TASK: Below is a listing to write out in full, exactly as given, without its pictures.

* start DATA LISTING *

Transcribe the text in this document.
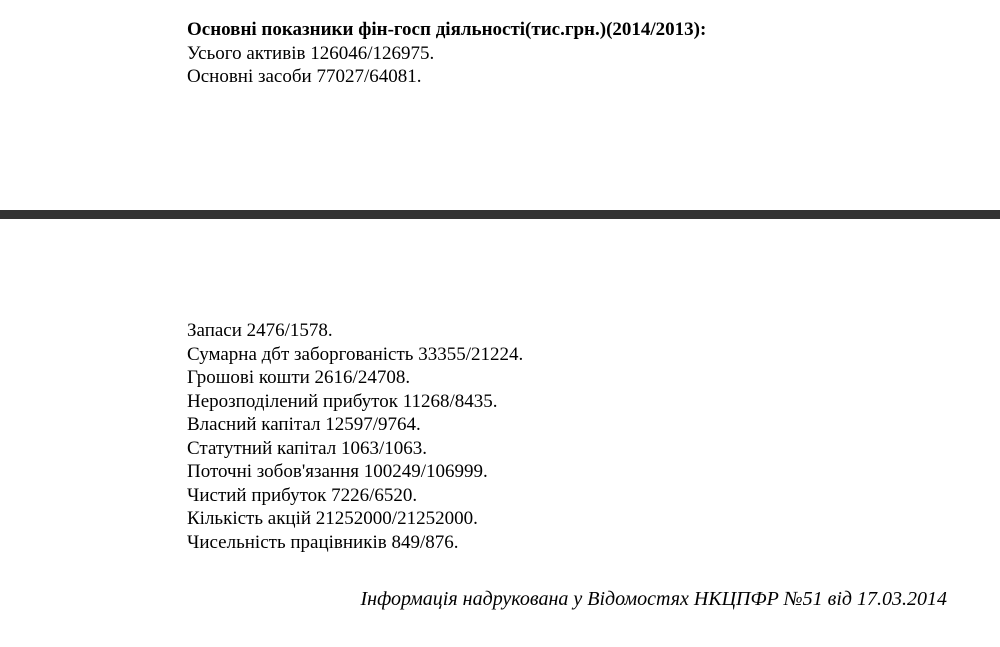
Основні показники фін-госп діяльності(тис.грн.)(2014/2013):
Усього активів 126046/126975.
Основні засоби 77027/64081.
Запаси 2476/1578.
Сумарна дбт заборгованість 33355/21224.
Грошові кошти 2616/24708.
Нерозподілений прибуток 11268/8435.
Власний капітал 12597/9764.
Статутний капітал 1063/1063.
Поточні зобов'язання 100249/106999.
Чистий прибуток 7226/6520.
Кількість акцій 21252000/21252000.
Чисельність працівників 849/876.
Інформація надрукована у Відомостях НКЦПФР №51 від 17.03.2014
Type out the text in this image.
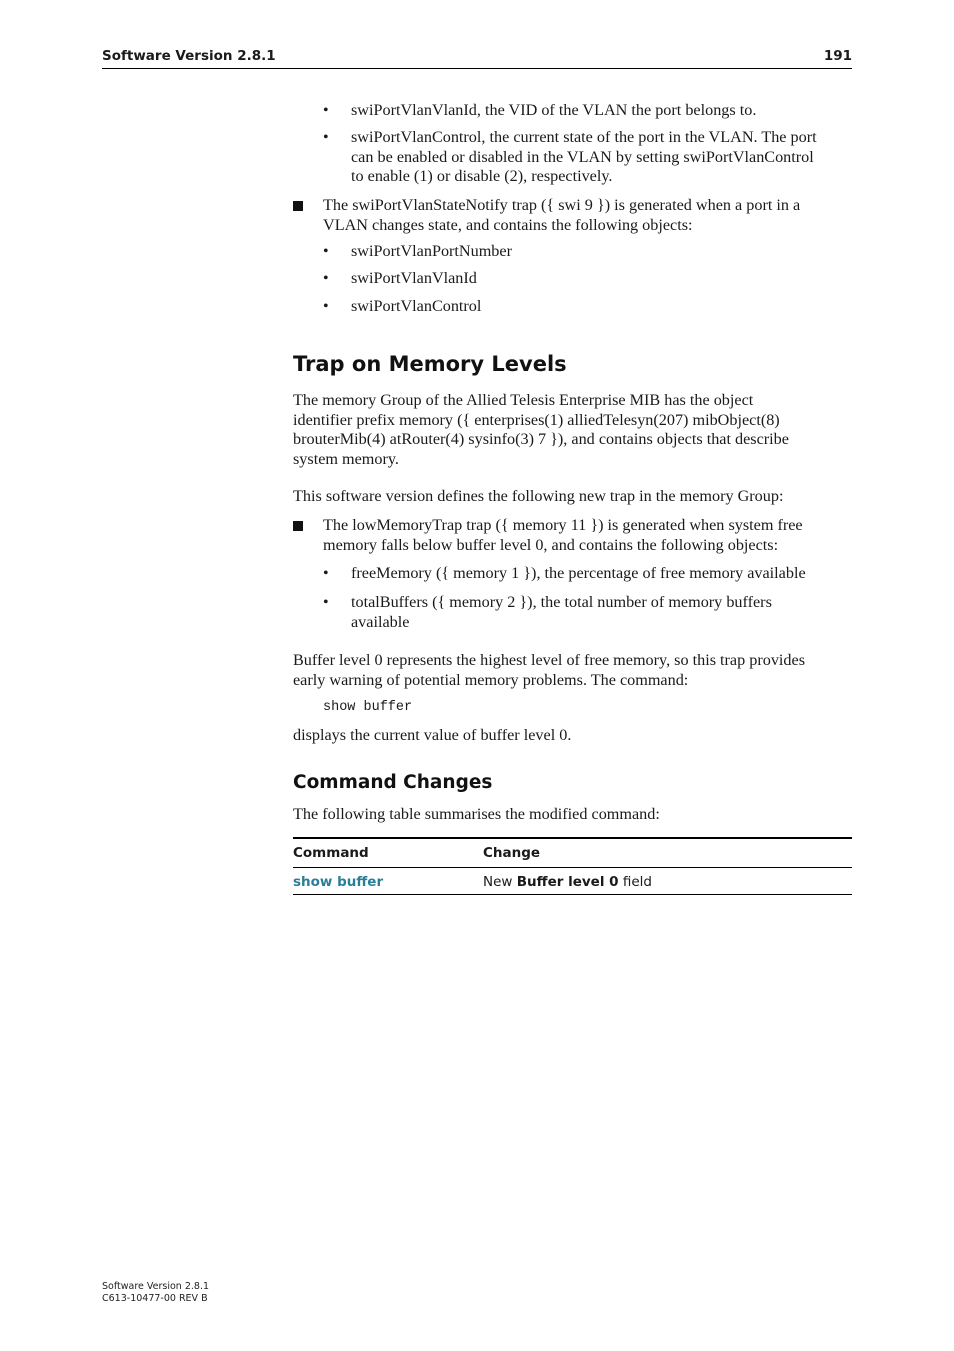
Software Version 2.8.1	191
• swiPortVlanVlanId, the VID of the VLAN the port belongs to.
• swiPortVlanControl, the current state of the port in the VLAN. The port
can be enabled or disabled in the VLAN by setting swiPortVlanControl
to enable (1) or disable (2), respectively.
The swiPortVlanStateNotify trap ({ swi 9 }) is generated when a port in a
VLAN changes state, and contains the following objects:
• swiPortVlanPortNumber
• swiPortVlanVlanId
• swiPortVlanControl
Trap on Memory Levels
The memory Group of the Allied Telesis Enterprise MIB has the object
identifier prefix memory ({ enterprises(1) alliedTelesyn(207) mibObject(8)
brouterMib(4) atRouter(4) sysinfo(3) 7 }), and contains objects that describe
system memory.
This software version defines the following new trap in the memory Group:
The lowMemoryTrap trap ({ memory 11 }) is generated when system free
memory falls below buffer level 0, and contains the following objects:
• freeMemory ({ memory 1 }), the percentage of free memory available
• totalBuffers ({ memory 2 }), the total number of memory buffers
available
Buffer level 0 represents the highest level of free memory, so this trap provides
early warning of potential memory problems. The command:
show buffer
displays the current value of buffer level 0.
Command Changes
The following table summarises the modified command:
Command	Change
show buffer	New Buffer level 0 field
Software Version 2.8.1
C613-10477-00 REV B
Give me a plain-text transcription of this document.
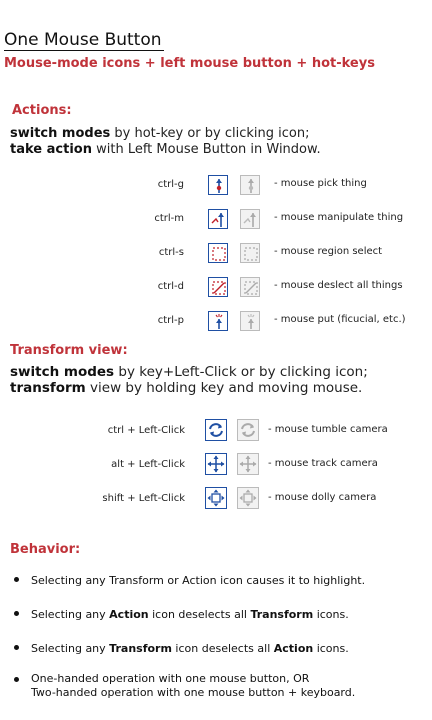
One Mouse Button
Mouse-mode icons + left mouse button + hot-keys
Actions:
switch modes by hot-key or by clicking icon;
take action with Left Mouse Button in Window.
ctrl-g	- mouse pick thing
ctrl-m	- mouse manipulate thing
ctrl-s	- mouse region select
ctrl-d	- mouse deslect all things
ctrl-p	- mouse put (ficucial, etc.)
Transform view:
switch modes by key+Left-Click or by clicking icon;
transform view by holding key and moving mouse.
ctrl + Left-Click	- mouse tumble camera
alt + Left-Click	- mouse track camera
shift + Left-Click	- mouse dolly camera
Behavior:
Selecting any Transform or Action icon causes it to highlight.
Selecting any Action icon deselects all Transform icons.
Selecting any Transform icon deselects all Action icons.
One-handed operation with one mouse button, OR
Two-handed operation with one mouse button + keyboard.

* end DATA LISTING *

COMPLETE RESPONSE:
Transcribe the text in this document.
Основні показники фін-госп діяльності(тис.грн.)(2014/2013):
Усього активів 126046/126975.
Основні засоби 77027/64081.
Запаси 2476/1578.
Сумарна дбт заборгованість 33355/21224.
Грошові кошти 2616/24708.
Нерозподілений прибуток 11268/8435.
Власний капітал 12597/9764.
Статутний капітал 1063/1063.
Поточні зобов'язання 100249/106999.
Чистий прибуток 7226/6520.
Кількість акцій 21252000/21252000.
Чисельність працівників 849/876.
Інформація надрукована у Відомостях НКЦПФР №51 від 17.03.2014
Type out the text in this image.
Software Version 2.8.1	191
• swiPortVlanVlanId, the VID of the VLAN the port belongs to.
• swiPortVlanControl, the current state of the port in the VLAN. The port
can be enabled or disabled in the VLAN by setting swiPortVlanControl
to enable (1) or disable (2), respectively.
The swiPortVlanStateNotify trap ({ swi 9 }) is generated when a port in a
VLAN changes state, and contains the following objects:
• swiPortVlanPortNumber
• swiPortVlanVlanId
• swiPortVlanControl
Trap on Memory Levels
The memory Group of the Allied Telesis Enterprise MIB has the object
identifier prefix memory ({ enterprises(1) alliedTelesyn(207) mibObject(8)
brouterMib(4) atRouter(4) sysinfo(3) 7 }), and contains objects that describe
system memory.
This software version defines the following new trap in the memory Group:
The lowMemoryTrap trap ({ memory 11 }) is generated when system free
memory falls below buffer level 0, and contains the following objects:
• freeMemory ({ memory 1 }), the percentage of free memory available
• totalBuffers ({ memory 2 }), the total number of memory buffers
available
Buffer level 0 represents the highest level of free memory, so this trap provides
early warning of potential memory problems. The command:
show buffer
displays the current value of buffer level 0.
Command Changes
The following table summarises the modified command:
Command	Change
show buffer	New Buffer level 0 field
Software Version 2.8.1
C613-10477-00 REV B
Give me a plain-text transcription of this document.
One Mouse Button
Mouse-mode icons + left mouse button + hot-keys
Actions:
switch modes by hot-key or by clicking icon;
take action with Left Mouse Button in Window.
ctrl-g	- mouse pick thing
ctrl-m	- mouse manipulate thing
ctrl-s	- mouse region select
ctrl-d	- mouse deslect all things
ctrl-p	- mouse put (ficucial, etc.)
Transform view:
switch modes by key+Left-Click or by clicking icon;
transform view by holding key and moving mouse.
ctrl + Left-Click	- mouse tumble camera
alt + Left-Click	- mouse track camera
shift + Left-Click	- mouse dolly camera
Behavior:
Selecting any Transform or Action icon causes it to highlight.
Selecting any Action icon deselects all Transform icons.
Selecting any Transform icon deselects all Action icons.
One-handed operation with one mouse button, OR
Two-handed operation with one mouse button + keyboard.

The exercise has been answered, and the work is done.